## [Task directions]
Will you extract the entries word for word? Images should not appear in the copy.

Dataset rows:
+++
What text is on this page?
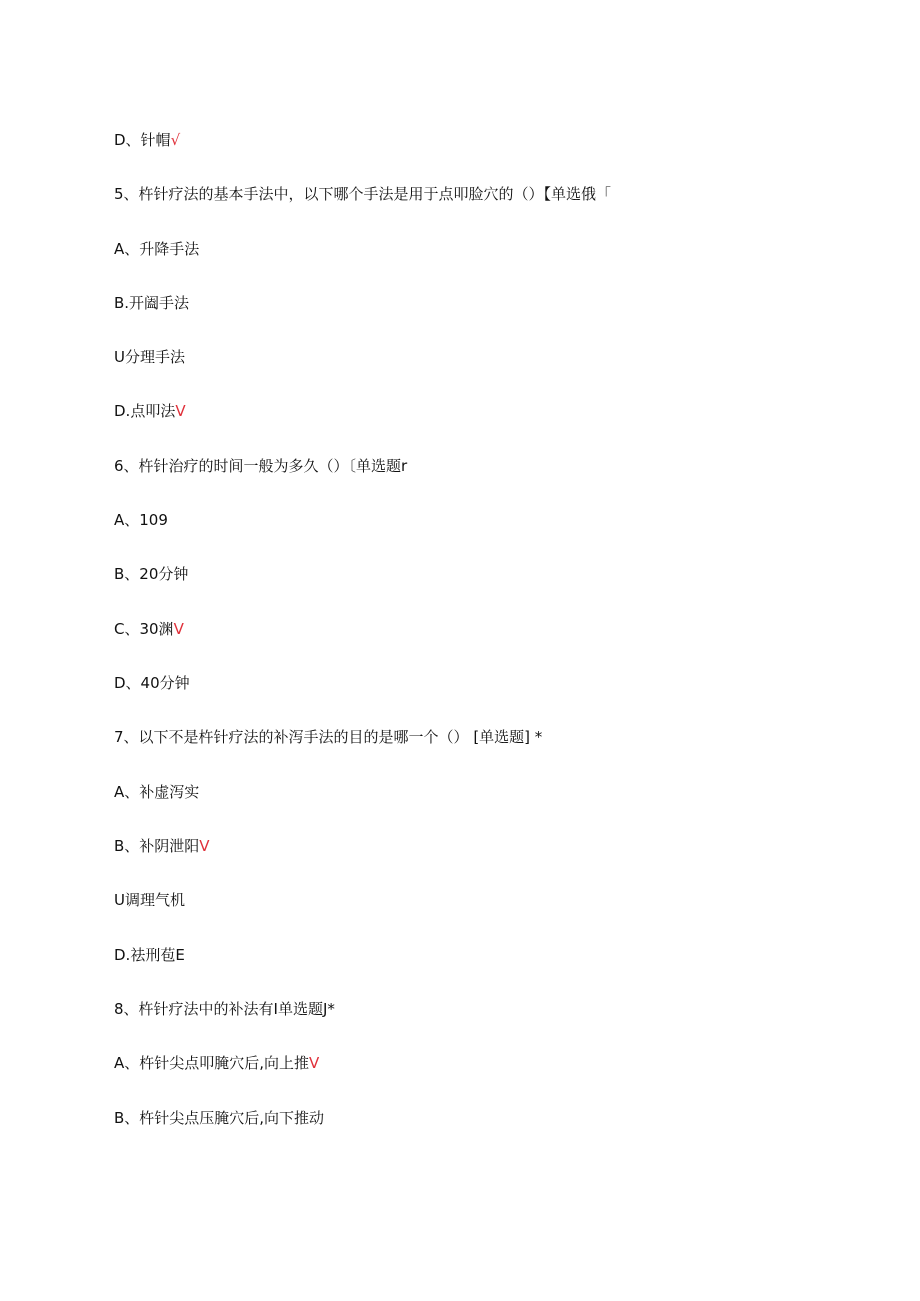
D、针帽√
5、杵针疗法的基本手法中，以下哪个手法是用于点叩脸穴的（）【单选俄「
A、升降手法
B.开阖手法
U分理手法
D.点叩法V
6、杵针治疗的时间一般为多久（）〔单选题r
A、109
B、20分钟
C、30渊V
D、40分钟
7、以下不是杵针疗法的补泻手法的目的是哪一个（） [单选题] *
A、补虚泻实
B、补阴泄阳V
U调理气机
D.祛刑苞E
8、杵针疗法中的补法有I单选题J*
A、杵针尖点叩腌穴后,向上推V
B、杵针尖点压腌穴后,向下推动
+++
## [Complete output]
What text is on this page?
D、针帽√
5、杵针疗法的基本手法中，以下哪个手法是用于点叩脸穴的（）【单选俄「
A、升降手法
B.开阖手法
U分理手法
D.点叩法V
6、杵针治疗的时间一般为多久（）〔单选题r
A、109
B、20分钟
C、30渊V
D、40分钟
7、以下不是杵针疗法的补泻手法的目的是哪一个（） [单选题] *
A、补虚泻实
B、补阴泄阳V
U调理气机
D.祛刑苞E
8、杵针疗法中的补法有I单选题J*
A、杵针尖点叩腌穴后,向上推V
B、杵针尖点压腌穴后,向下推动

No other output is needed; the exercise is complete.